[A run of records]
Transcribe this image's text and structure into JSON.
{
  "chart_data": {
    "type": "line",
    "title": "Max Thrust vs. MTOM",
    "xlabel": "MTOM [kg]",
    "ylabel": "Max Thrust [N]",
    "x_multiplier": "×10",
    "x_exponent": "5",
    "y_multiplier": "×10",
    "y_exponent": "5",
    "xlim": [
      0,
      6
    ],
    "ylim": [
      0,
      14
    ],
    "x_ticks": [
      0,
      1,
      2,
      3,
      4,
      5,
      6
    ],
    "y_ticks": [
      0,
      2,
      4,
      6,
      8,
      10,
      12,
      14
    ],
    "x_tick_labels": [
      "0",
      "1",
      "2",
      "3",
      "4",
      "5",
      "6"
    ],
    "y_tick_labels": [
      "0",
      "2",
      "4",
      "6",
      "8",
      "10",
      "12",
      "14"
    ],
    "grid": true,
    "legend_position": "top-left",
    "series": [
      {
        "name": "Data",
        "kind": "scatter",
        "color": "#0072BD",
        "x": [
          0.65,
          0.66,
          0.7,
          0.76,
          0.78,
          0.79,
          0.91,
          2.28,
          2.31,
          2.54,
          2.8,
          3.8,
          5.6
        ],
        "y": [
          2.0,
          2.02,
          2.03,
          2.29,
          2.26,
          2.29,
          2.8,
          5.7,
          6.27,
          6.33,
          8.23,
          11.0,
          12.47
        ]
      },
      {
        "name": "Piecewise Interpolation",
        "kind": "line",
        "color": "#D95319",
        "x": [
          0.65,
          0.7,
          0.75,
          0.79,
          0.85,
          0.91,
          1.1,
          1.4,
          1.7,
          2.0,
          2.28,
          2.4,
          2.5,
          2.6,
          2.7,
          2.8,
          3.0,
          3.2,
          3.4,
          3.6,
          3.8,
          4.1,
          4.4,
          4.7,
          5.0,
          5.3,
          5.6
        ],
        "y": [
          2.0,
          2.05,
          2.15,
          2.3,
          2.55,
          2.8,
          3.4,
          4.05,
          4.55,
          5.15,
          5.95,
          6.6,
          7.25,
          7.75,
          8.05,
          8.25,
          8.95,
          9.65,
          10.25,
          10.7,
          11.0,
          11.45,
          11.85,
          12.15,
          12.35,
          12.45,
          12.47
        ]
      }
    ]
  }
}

▸ Task goal:
Write out the entries above word for word.

▸ Exercise solution:
Transcribe this image's text and structure into JSON.
{
  "chart_data": {
    "type": "line",
    "title": "Max Thrust vs. MTOM",
    "xlabel": "MTOM [kg]",
    "ylabel": "Max Thrust [N]",
    "x_multiplier": "×10",
    "x_exponent": "5",
    "y_multiplier": "×10",
    "y_exponent": "5",
    "xlim": [
      0,
      6
    ],
    "ylim": [
      0,
      14
    ],
    "x_ticks": [
      0,
      1,
      2,
      3,
      4,
      5,
      6
    ],
    "y_ticks": [
      0,
      2,
      4,
      6,
      8,
      10,
      12,
      14
    ],
    "x_tick_labels": [
      "0",
      "1",
      "2",
      "3",
      "4",
      "5",
      "6"
    ],
    "y_tick_labels": [
      "0",
      "2",
      "4",
      "6",
      "8",
      "10",
      "12",
      "14"
    ],
    "grid": true,
    "legend_position": "top-left",
    "series": [
      {
        "name": "Data",
        "kind": "scatter",
        "color": "#0072BD",
        "x": [
          0.65,
          0.66,
          0.7,
          0.76,
          0.78,
          0.79,
          0.91,
          2.28,
          2.31,
          2.54,
          2.8,
          3.8,
          5.6
        ],
        "y": [
          2.0,
          2.02,
          2.03,
          2.29,
          2.26,
          2.29,
          2.8,
          5.7,
          6.27,
          6.33,
          8.23,
          11.0,
          12.47
        ]
      },
      {
        "name": "Piecewise Interpolation",
        "kind": "line",
        "color": "#D95319",
        "x": [
          0.65,
          0.7,
          0.75,
          0.79,
          0.85,
          0.91,
          1.1,
          1.4,
          1.7,
          2.0,
          2.28,
          2.4,
          2.5,
          2.6,
          2.7,
          2.8,
          3.0,
          3.2,
          3.4,
          3.6,
          3.8,
          4.1,
          4.4,
          4.7,
          5.0,
          5.3,
          5.6
        ],
        "y": [
          2.0,
          2.05,
          2.15,
          2.3,
          2.55,
          2.8,
          3.4,
          4.05,
          4.55,
          5.15,
          5.95,
          6.6,
          7.25,
          7.75,
          8.05,
          8.25,
          8.95,
          9.65,
          10.25,
          10.7,
          11.0,
          11.45,
          11.85,
          12.15,
          12.35,
          12.45,
          12.47
        ]
      }
    ]
  }
}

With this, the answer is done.